[start Records to process]

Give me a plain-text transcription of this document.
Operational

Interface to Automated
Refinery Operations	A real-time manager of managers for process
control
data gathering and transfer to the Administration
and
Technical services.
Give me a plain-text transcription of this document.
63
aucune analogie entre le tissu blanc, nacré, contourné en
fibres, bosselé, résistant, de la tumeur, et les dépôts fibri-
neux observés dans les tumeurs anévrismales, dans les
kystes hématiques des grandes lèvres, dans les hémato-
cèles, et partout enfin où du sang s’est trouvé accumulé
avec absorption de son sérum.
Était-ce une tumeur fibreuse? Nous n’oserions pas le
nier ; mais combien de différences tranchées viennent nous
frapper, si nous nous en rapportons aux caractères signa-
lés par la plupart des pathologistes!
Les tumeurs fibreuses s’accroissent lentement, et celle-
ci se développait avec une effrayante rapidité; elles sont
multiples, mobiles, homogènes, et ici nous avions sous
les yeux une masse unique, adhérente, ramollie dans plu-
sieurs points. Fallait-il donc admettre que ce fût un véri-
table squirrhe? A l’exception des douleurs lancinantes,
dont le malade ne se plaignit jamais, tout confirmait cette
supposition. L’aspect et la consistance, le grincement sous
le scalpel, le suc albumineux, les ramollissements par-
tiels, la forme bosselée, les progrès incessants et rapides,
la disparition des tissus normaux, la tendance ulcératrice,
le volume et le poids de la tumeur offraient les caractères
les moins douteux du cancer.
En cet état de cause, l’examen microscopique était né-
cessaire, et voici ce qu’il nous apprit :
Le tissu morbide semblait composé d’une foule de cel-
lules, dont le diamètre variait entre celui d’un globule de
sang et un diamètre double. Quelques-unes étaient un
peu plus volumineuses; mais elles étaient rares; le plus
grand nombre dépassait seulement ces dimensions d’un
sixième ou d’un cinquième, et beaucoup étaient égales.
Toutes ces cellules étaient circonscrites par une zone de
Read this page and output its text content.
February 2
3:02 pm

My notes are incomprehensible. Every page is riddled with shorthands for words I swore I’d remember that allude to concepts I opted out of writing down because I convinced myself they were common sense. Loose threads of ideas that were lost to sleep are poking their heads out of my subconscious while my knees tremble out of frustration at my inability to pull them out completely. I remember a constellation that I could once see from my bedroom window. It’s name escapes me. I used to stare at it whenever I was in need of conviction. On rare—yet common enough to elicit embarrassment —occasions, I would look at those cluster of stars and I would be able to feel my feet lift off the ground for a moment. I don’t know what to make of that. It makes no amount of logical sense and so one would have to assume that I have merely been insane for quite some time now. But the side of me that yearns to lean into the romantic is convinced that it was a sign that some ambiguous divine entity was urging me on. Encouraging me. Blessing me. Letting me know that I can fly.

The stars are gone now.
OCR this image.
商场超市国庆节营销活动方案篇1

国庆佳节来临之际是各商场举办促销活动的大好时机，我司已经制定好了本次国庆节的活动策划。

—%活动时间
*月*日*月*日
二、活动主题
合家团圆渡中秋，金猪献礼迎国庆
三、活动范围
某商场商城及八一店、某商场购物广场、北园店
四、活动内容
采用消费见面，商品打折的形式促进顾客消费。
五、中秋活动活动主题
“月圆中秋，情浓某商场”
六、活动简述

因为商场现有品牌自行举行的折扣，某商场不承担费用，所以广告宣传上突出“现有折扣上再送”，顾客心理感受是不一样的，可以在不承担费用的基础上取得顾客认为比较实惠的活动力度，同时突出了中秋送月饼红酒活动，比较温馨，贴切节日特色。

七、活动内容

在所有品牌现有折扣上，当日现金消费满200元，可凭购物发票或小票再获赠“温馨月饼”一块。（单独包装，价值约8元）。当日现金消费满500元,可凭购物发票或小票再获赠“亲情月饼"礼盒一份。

[end Records to process]

__Exercise instructions__: From the entries above, copy every line where the word "sang" shows up.

__Final result__:
cèles, et partout enfin où du sang s’est trouvé accumulé
sang et un diamètre double. Quelques-unes étaient un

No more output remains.